### THE PROBLEM
The records that follow are to be transcribed word for word.

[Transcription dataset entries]
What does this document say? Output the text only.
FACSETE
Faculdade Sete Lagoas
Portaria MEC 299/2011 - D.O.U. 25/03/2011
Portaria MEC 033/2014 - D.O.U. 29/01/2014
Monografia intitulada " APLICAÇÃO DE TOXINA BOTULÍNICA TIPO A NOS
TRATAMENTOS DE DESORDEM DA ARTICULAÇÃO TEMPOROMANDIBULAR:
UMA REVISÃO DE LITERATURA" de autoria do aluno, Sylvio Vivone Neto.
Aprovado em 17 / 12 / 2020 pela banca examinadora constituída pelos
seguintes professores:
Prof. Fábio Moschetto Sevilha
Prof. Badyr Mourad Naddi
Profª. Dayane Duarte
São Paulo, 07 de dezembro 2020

### EXERCISE RESULT
What does this document say? Output the text only.
FACSETE
Faculdade Sete Lagoas
Portaria MEC 299/2011 - D.O.U. 25/03/2011
Portaria MEC 033/2014 - D.O.U. 29/01/2014
Monografia intitulada " APLICAÇÃO DE TOXINA BOTULÍNICA TIPO A NOS
TRATAMENTOS DE DESORDEM DA ARTICULAÇÃO TEMPOROMANDIBULAR:
UMA REVISÃO DE LITERATURA" de autoria do aluno, Sylvio Vivone Neto.
Aprovado em 17 / 12 / 2020 pela banca examinadora constituída pelos
seguintes professores:
Prof. Fábio Moschetto Sevilha
Prof. Badyr Mourad Naddi
Profª. Dayane Duarte
São Paulo, 07 de dezembro 2020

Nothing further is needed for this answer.